Output every entry exactly as written, but omit the pictures.

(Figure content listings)
#####

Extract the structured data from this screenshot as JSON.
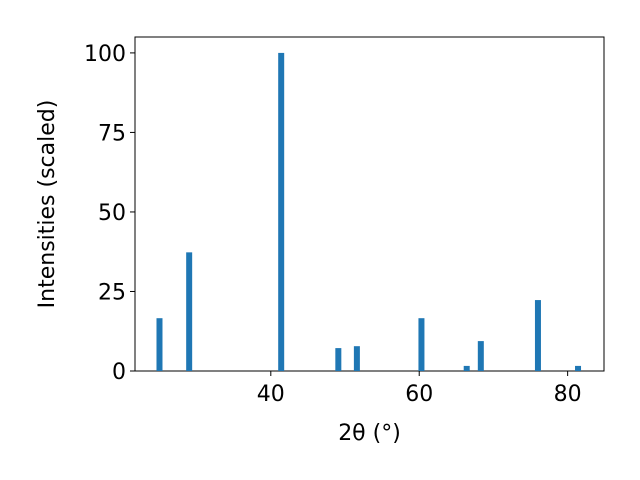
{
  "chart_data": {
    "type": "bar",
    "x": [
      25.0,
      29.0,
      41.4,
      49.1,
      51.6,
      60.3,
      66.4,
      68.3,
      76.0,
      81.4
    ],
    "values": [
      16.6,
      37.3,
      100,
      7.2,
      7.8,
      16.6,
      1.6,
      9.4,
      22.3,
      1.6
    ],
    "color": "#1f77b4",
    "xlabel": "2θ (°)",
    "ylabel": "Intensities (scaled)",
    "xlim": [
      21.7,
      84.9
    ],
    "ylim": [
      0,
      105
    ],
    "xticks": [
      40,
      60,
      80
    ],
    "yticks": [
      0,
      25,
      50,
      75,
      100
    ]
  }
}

#####

*FINISHED ANSWER*:
Extract the structured data from this screenshot as JSON.
{
  "chart_data": {
    "type": "bar",
    "x": [
      25.0,
      29.0,
      41.4,
      49.1,
      51.6,
      60.3,
      66.4,
      68.3,
      76.0,
      81.4
    ],
    "values": [
      16.6,
      37.3,
      100,
      7.2,
      7.8,
      16.6,
      1.6,
      9.4,
      22.3,
      1.6
    ],
    "color": "#1f77b4",
    "xlabel": "2θ (°)",
    "ylabel": "Intensities (scaled)",
    "xlim": [
      21.7,
      84.9
    ],
    "ylim": [
      0,
      105
    ],
    "xticks": [
      40,
      60,
      80
    ],
    "yticks": [
      0,
      25,
      50,
      75,
      100
    ]
  }
}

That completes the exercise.